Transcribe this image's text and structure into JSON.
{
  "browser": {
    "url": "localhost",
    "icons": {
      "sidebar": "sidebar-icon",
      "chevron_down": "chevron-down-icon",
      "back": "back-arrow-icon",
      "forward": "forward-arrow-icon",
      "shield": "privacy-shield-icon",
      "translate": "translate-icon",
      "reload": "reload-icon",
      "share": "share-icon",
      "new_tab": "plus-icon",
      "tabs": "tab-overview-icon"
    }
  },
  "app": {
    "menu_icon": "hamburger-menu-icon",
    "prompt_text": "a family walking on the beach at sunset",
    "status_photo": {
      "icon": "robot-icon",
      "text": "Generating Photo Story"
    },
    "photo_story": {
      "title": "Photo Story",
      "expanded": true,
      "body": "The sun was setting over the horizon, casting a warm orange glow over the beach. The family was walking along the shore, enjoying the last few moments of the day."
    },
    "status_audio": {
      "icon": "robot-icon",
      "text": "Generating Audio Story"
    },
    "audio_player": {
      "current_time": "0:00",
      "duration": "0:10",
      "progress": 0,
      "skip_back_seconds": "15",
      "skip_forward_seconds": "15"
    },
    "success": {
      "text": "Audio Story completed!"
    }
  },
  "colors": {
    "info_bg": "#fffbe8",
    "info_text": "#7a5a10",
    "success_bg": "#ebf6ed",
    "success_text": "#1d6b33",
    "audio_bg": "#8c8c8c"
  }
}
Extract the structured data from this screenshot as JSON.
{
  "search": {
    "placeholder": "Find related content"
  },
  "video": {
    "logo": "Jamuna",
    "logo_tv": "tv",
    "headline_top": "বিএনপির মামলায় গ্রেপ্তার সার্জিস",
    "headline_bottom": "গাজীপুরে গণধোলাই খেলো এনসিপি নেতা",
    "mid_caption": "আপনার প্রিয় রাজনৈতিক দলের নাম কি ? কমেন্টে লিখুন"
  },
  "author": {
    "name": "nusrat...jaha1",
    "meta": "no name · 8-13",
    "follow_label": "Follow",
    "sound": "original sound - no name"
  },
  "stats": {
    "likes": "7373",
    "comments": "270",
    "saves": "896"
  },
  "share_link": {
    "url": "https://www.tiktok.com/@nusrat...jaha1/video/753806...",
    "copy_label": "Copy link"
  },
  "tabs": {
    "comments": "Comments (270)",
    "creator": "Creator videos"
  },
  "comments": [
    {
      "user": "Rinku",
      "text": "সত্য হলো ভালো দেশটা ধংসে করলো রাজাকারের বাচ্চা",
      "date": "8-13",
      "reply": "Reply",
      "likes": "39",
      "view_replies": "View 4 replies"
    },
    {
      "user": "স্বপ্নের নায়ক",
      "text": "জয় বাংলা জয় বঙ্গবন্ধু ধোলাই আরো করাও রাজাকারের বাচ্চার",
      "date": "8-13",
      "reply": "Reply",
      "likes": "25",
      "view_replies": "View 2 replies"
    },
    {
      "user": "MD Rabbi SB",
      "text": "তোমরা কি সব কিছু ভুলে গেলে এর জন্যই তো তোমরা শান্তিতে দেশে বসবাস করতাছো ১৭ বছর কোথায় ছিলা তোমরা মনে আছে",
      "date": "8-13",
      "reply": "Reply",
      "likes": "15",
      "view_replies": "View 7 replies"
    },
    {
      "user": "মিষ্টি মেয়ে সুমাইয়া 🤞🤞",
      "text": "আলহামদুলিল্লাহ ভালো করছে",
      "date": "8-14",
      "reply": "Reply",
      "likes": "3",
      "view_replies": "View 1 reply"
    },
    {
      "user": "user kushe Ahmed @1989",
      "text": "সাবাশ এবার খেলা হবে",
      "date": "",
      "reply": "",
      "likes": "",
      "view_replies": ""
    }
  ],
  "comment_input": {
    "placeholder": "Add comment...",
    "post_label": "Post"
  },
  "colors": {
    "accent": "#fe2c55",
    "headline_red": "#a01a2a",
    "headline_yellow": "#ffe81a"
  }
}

--------

The full set of records should be duplicated exactly.

Transcribe this image's text and structure into JSON.
{
  "browser": {
    "url": "localhost",
    "icons": {
      "sidebar": "sidebar-icon",
      "chevron_down": "chevron-down-icon",
      "back": "back-arrow-icon",
      "forward": "forward-arrow-icon",
      "shield": "privacy-shield-icon",
      "translate": "translate-icon",
      "reload": "reload-icon",
      "share": "share-icon",
      "new_tab": "plus-icon",
      "tabs": "tab-overview-icon"
    }
  },
  "app": {
    "menu_icon": "hamburger-menu-icon",
    "prompt_text": "a family walking on the beach at sunset",
    "status_photo": {
      "icon": "robot-icon",
      "text": "Generating Photo Story"
    },
    "photo_story": {
      "title": "Photo Story",
      "expanded": true,
      "body": "The sun was setting over the horizon, casting a warm orange glow over the beach. The family was walking along the shore, enjoying the last few moments of the day."
    },
    "status_audio": {
      "icon": "robot-icon",
      "text": "Generating Audio Story"
    },
    "audio_player": {
      "current_time": "0:00",
      "duration": "0:10",
      "progress": 0,
      "skip_back_seconds": "15",
      "skip_forward_seconds": "15"
    },
    "success": {
      "text": "Audio Story completed!"
    }
  },
  "colors": {
    "info_bg": "#fffbe8",
    "info_text": "#7a5a10",
    "success_bg": "#ebf6ed",
    "success_text": "#1d6b33",
    "audio_bg": "#8c8c8c"
  }
}
Extract the structured data from this screenshot as JSON.
{
  "search": {
    "placeholder": "Find related content"
  },
  "video": {
    "logo": "Jamuna",
    "logo_tv": "tv",
    "headline_top": "বিএনপির মামলায় গ্রেপ্তার সার্জিস",
    "headline_bottom": "গাজীপুরে গণধোলাই খেলো এনসিপি নেতা",
    "mid_caption": "আপনার প্রিয় রাজনৈতিক দলের নাম কি ? কমেন্টে লিখুন"
  },
  "author": {
    "name": "nusrat...jaha1",
    "meta": "no name · 8-13",
    "follow_label": "Follow",
    "sound": "original sound - no name"
  },
  "stats": {
    "likes": "7373",
    "comments": "270",
    "saves": "896"
  },
  "share_link": {
    "url": "https://www.tiktok.com/@nusrat...jaha1/video/753806...",
    "copy_label": "Copy link"
  },
  "tabs": {
    "comments": "Comments (270)",
    "creator": "Creator videos"
  },
  "comments": [
    {
      "user": "Rinku",
      "text": "সত্য হলো ভালো দেশটা ধংসে করলো রাজাকারের বাচ্চা",
      "date": "8-13",
      "reply": "Reply",
      "likes": "39",
      "view_replies": "View 4 replies"
    },
    {
      "user": "স্বপ্নের নায়ক",
      "text": "জয় বাংলা জয় বঙ্গবন্ধু ধোলাই আরো করাও রাজাকারের বাচ্চার",
      "date": "8-13",
      "reply": "Reply",
      "likes": "25",
      "view_replies": "View 2 replies"
    },
    {
      "user": "MD Rabbi SB",
      "text": "তোমরা কি সব কিছু ভুলে গেলে এর জন্যই তো তোমরা শান্তিতে দেশে বসবাস করতাছো ১৭ বছর কোথায় ছিলা তোমরা মনে আছে",
      "date": "8-13",
      "reply": "Reply",
      "likes": "15",
      "view_replies": "View 7 replies"
    },
    {
      "user": "মিষ্টি মেয়ে সুমাইয়া 🤞🤞",
      "text": "আলহামদুলিল্লাহ ভালো করছে",
      "date": "8-14",
      "reply": "Reply",
      "likes": "3",
      "view_replies": "View 1 reply"
    },
    {
      "user": "user kushe Ahmed @1989",
      "text": "সাবাশ এবার খেলা হবে",
      "date": "",
      "reply": "",
      "likes": "",
      "view_replies": ""
    }
  ],
  "comment_input": {
    "placeholder": "Add comment...",
    "post_label": "Post"
  },
  "colors": {
    "accent": "#fe2c55",
    "headline_red": "#a01a2a",
    "headline_yellow": "#ffe81a"
  }
}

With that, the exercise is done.